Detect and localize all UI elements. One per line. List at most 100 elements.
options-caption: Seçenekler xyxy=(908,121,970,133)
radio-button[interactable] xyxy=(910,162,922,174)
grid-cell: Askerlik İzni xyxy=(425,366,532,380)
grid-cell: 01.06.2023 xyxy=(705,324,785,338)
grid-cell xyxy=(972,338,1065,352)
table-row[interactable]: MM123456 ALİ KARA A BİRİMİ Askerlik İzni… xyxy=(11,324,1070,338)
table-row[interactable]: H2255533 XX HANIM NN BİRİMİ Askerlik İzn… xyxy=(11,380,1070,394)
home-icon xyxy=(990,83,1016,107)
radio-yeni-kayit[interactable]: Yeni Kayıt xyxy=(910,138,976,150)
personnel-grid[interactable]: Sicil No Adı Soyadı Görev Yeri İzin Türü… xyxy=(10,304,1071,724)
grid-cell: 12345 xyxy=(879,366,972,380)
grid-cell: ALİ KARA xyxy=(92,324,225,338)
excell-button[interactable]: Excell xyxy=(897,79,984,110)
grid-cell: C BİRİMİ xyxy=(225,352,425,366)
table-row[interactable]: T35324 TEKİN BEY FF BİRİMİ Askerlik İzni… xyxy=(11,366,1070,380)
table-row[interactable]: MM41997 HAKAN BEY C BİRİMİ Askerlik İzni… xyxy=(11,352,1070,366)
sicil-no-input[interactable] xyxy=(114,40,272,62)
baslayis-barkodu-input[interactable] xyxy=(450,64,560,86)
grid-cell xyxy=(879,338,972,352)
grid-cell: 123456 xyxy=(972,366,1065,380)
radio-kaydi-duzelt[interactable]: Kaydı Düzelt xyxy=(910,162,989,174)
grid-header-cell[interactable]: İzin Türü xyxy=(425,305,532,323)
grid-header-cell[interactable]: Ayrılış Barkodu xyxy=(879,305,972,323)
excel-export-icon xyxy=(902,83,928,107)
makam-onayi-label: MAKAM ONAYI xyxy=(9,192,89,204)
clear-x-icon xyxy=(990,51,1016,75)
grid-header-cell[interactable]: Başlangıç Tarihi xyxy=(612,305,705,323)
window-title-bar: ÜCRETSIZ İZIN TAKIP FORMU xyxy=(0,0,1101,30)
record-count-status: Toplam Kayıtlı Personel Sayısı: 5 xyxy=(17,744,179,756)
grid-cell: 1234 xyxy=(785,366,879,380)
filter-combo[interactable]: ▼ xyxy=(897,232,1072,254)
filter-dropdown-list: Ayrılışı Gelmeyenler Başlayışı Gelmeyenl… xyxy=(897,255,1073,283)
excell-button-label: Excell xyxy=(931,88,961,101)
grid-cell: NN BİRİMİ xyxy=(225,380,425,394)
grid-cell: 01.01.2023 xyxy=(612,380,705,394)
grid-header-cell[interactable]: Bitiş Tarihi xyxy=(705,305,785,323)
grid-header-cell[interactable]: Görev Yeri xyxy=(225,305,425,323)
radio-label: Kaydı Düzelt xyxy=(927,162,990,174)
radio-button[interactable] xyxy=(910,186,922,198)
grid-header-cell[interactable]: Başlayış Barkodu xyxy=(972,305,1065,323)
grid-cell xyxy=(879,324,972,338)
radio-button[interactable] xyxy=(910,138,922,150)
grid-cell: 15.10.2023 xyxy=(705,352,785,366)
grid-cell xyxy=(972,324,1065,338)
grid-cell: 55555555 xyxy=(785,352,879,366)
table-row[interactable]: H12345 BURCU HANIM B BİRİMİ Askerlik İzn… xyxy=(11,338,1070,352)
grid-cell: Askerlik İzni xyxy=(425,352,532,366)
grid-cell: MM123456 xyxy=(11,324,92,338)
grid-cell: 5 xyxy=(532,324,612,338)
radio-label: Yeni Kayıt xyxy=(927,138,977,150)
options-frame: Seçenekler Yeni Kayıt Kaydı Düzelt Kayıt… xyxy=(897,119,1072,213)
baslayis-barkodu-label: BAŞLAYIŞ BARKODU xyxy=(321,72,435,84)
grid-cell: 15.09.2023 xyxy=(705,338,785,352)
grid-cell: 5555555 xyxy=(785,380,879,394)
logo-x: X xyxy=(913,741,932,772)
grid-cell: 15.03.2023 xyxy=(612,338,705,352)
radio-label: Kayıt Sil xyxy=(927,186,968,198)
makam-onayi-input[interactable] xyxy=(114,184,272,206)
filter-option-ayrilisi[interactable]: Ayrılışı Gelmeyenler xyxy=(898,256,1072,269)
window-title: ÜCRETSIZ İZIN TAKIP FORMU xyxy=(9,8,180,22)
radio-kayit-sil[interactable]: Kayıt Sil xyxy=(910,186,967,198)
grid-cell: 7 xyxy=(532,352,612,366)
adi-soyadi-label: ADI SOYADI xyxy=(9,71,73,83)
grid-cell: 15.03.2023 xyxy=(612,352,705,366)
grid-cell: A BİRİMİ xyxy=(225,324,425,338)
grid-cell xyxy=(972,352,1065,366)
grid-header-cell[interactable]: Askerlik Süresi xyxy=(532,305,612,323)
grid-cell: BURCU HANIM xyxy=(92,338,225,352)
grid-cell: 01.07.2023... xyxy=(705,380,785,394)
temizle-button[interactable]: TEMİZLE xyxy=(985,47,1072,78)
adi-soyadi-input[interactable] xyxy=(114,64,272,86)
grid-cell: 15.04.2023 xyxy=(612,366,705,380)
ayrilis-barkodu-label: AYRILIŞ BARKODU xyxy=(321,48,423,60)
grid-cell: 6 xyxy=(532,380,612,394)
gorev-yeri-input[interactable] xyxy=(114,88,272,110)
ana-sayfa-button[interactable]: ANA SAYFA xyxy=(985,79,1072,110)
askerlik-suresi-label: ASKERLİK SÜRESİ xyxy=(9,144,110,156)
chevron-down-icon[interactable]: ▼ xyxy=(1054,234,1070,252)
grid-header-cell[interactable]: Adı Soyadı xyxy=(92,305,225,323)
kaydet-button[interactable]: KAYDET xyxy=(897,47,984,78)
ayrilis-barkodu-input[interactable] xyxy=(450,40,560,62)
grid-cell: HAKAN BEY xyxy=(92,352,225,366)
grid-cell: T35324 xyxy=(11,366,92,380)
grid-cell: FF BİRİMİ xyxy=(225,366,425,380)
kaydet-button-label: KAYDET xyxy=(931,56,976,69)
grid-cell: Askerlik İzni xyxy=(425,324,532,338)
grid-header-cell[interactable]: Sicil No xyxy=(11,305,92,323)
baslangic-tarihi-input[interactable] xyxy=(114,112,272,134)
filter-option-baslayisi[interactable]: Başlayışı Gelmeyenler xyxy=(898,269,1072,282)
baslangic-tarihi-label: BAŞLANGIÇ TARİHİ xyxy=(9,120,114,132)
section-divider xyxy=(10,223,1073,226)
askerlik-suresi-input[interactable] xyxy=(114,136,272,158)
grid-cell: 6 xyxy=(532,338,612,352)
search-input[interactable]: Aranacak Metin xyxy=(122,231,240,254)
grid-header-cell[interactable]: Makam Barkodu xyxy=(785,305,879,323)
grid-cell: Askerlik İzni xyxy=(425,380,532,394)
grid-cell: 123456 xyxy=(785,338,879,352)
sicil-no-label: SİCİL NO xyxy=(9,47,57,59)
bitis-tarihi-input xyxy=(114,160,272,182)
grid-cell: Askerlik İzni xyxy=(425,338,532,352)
--*--
#### Directions for this task:
Please quote all of the lines above word for word, from the first to the last.

#### Answer for this exercise:
Detect and localize all UI elements. One per line. List at most 100 elements.
options-caption: Seçenekler xyxy=(908,121,970,133)
radio-button[interactable] xyxy=(910,162,922,174)
grid-cell: Askerlik İzni xyxy=(425,366,532,380)
grid-cell: 01.06.2023 xyxy=(705,324,785,338)
grid-cell xyxy=(972,338,1065,352)
table-row[interactable]: MM123456 ALİ KARA A BİRİMİ Askerlik İzni… xyxy=(11,324,1070,338)
table-row[interactable]: H2255533 XX HANIM NN BİRİMİ Askerlik İzn… xyxy=(11,380,1070,394)
home-icon xyxy=(990,83,1016,107)
radio-yeni-kayit[interactable]: Yeni Kayıt xyxy=(910,138,976,150)
personnel-grid[interactable]: Sicil No Adı Soyadı Görev Yeri İzin Türü… xyxy=(10,304,1071,724)
grid-cell: 12345 xyxy=(879,366,972,380)
grid-cell: ALİ KARA xyxy=(92,324,225,338)
excell-button[interactable]: Excell xyxy=(897,79,984,110)
grid-cell: C BİRİMİ xyxy=(225,352,425,366)
table-row[interactable]: T35324 TEKİN BEY FF BİRİMİ Askerlik İzni… xyxy=(11,366,1070,380)
table-row[interactable]: MM41997 HAKAN BEY C BİRİMİ Askerlik İzni… xyxy=(11,352,1070,366)
sicil-no-input[interactable] xyxy=(114,40,272,62)
baslayis-barkodu-input[interactable] xyxy=(450,64,560,86)
grid-cell xyxy=(879,338,972,352)
grid-cell: 123456 xyxy=(972,366,1065,380)
radio-kaydi-duzelt[interactable]: Kaydı Düzelt xyxy=(910,162,989,174)
grid-header-cell[interactable]: İzin Türü xyxy=(425,305,532,323)
grid-header-cell[interactable]: Ayrılış Barkodu xyxy=(879,305,972,323)
excel-export-icon xyxy=(902,83,928,107)
makam-onayi-label: MAKAM ONAYI xyxy=(9,192,89,204)
clear-x-icon xyxy=(990,51,1016,75)
grid-header-cell[interactable]: Başlangıç Tarihi xyxy=(612,305,705,323)
window-title-bar: ÜCRETSIZ İZIN TAKIP FORMU xyxy=(0,0,1101,30)
record-count-status: Toplam Kayıtlı Personel Sayısı: 5 xyxy=(17,744,179,756)
grid-cell: 1234 xyxy=(785,366,879,380)
filter-combo[interactable]: ▼ xyxy=(897,232,1072,254)
filter-dropdown-list: Ayrılışı Gelmeyenler Başlayışı Gelmeyenl… xyxy=(897,255,1073,283)
excell-button-label: Excell xyxy=(931,88,961,101)
grid-cell: NN BİRİMİ xyxy=(225,380,425,394)
grid-cell: 01.01.2023 xyxy=(612,380,705,394)
grid-header-cell[interactable]: Bitiş Tarihi xyxy=(705,305,785,323)
grid-header-cell[interactable]: Görev Yeri xyxy=(225,305,425,323)
radio-label: Kaydı Düzelt xyxy=(927,162,990,174)
radio-button[interactable] xyxy=(910,186,922,198)
grid-header-cell[interactable]: Başlayış Barkodu xyxy=(972,305,1065,323)
grid-cell xyxy=(879,324,972,338)
radio-button[interactable] xyxy=(910,138,922,150)
grid-cell: 15.10.2023 xyxy=(705,352,785,366)
grid-cell xyxy=(972,324,1065,338)
grid-cell: 55555555 xyxy=(785,352,879,366)
table-row[interactable]: H12345 BURCU HANIM B BİRİMİ Askerlik İzn… xyxy=(11,338,1070,352)
grid-cell: Askerlik İzni xyxy=(425,352,532,366)
grid-cell: MM123456 xyxy=(11,324,92,338)
grid-cell: 5 xyxy=(532,324,612,338)
radio-label: Yeni Kayıt xyxy=(927,138,977,150)
options-frame: Seçenekler Yeni Kayıt Kaydı Düzelt Kayıt… xyxy=(897,119,1072,213)
baslayis-barkodu-label: BAŞLAYIŞ BARKODU xyxy=(321,72,435,84)
grid-cell: 15.09.2023 xyxy=(705,338,785,352)
grid-cell: 5555555 xyxy=(785,380,879,394)
logo-x: X xyxy=(913,741,932,772)
grid-cell: 15.03.2023 xyxy=(612,338,705,352)
radio-label: Kayıt Sil xyxy=(927,186,968,198)
makam-onayi-input[interactable] xyxy=(114,184,272,206)
filter-option-ayrilisi[interactable]: Ayrılışı Gelmeyenler xyxy=(898,256,1072,269)
window-title: ÜCRETSIZ İZIN TAKIP FORMU xyxy=(9,8,180,22)
radio-kayit-sil[interactable]: Kayıt Sil xyxy=(910,186,967,198)
grid-cell: 7 xyxy=(532,352,612,366)
adi-soyadi-label: ADI SOYADI xyxy=(9,71,73,83)
grid-cell: 15.03.2023 xyxy=(612,352,705,366)
grid-cell: A BİRİMİ xyxy=(225,324,425,338)
grid-cell xyxy=(972,352,1065,366)
grid-header-cell[interactable]: Askerlik Süresi xyxy=(532,305,612,323)
grid-cell: BURCU HANIM xyxy=(92,338,225,352)
grid-cell: 01.07.2023... xyxy=(705,380,785,394)
temizle-button[interactable]: TEMİZLE xyxy=(985,47,1072,78)
adi-soyadi-input[interactable] xyxy=(114,64,272,86)
grid-cell: 15.04.2023 xyxy=(612,366,705,380)
ayrilis-barkodu-label: AYRILIŞ BARKODU xyxy=(321,48,423,60)
grid-cell: 6 xyxy=(532,380,612,394)
gorev-yeri-input[interactable] xyxy=(114,88,272,110)
ana-sayfa-button[interactable]: ANA SAYFA xyxy=(985,79,1072,110)
askerlik-suresi-label: ASKERLİK SÜRESİ xyxy=(9,144,110,156)
chevron-down-icon[interactable]: ▼ xyxy=(1054,234,1070,252)
grid-header-cell[interactable]: Adı Soyadı xyxy=(92,305,225,323)
kaydet-button[interactable]: KAYDET xyxy=(897,47,984,78)
ayrilis-barkodu-input[interactable] xyxy=(450,40,560,62)
grid-cell: HAKAN BEY xyxy=(92,352,225,366)
grid-cell: T35324 xyxy=(11,366,92,380)
grid-cell: FF BİRİMİ xyxy=(225,366,425,380)
kaydet-button-label: KAYDET xyxy=(931,56,976,69)
grid-cell: Askerlik İzni xyxy=(425,324,532,338)
grid-header-cell[interactable]: Sicil No xyxy=(11,305,92,323)
baslangic-tarihi-input[interactable] xyxy=(114,112,272,134)
filter-option-baslayisi[interactable]: Başlayışı Gelmeyenler xyxy=(898,269,1072,282)
baslangic-tarihi-label: BAŞLANGIÇ TARİHİ xyxy=(9,120,114,132)
section-divider xyxy=(10,223,1073,226)
askerlik-suresi-input[interactable] xyxy=(114,136,272,158)
grid-cell: 6 xyxy=(532,338,612,352)
search-input[interactable]: Aranacak Metin xyxy=(122,231,240,254)
grid-header-cell[interactable]: Makam Barkodu xyxy=(785,305,879,323)
grid-cell: Askerlik İzni xyxy=(425,380,532,394)
grid-cell: 123456 xyxy=(785,338,879,352)
sicil-no-label: SİCİL NO xyxy=(9,47,57,59)
bitis-tarihi-input xyxy=(114,160,272,182)
grid-cell: Askerlik İzni xyxy=(425,338,532,352)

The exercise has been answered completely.